(TASK INSTRUCTIONS): Locate the word "vastaan" in the entries below, then gather every line that holds it.

(EXTRACTED DATA):
● ● ●

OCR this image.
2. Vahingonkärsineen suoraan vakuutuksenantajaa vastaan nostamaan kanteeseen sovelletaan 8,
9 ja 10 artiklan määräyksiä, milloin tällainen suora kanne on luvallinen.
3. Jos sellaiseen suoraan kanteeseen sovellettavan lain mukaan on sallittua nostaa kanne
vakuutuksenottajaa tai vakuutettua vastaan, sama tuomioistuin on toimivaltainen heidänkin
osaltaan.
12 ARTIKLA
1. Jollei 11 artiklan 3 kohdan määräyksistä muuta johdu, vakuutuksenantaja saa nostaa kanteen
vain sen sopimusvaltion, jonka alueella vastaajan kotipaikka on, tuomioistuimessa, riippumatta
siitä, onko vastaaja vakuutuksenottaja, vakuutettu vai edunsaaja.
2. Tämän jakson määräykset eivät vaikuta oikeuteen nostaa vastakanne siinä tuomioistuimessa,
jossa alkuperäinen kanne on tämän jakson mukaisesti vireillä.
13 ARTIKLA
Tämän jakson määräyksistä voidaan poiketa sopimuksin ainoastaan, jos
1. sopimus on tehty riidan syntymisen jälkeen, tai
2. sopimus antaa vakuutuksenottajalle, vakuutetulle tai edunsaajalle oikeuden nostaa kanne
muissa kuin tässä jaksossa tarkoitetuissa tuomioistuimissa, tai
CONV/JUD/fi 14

● ● ●

(RESULT OF THIS EXERCISE):
2. Vahingonkärsineen suoraan vakuutuksenantajaa vastaan nostamaan kanteeseen sovelletaan 8,
vakuutuksenottajaa tai vakuutettua vastaan, sama tuomioistuin on toimivaltainen heidänkin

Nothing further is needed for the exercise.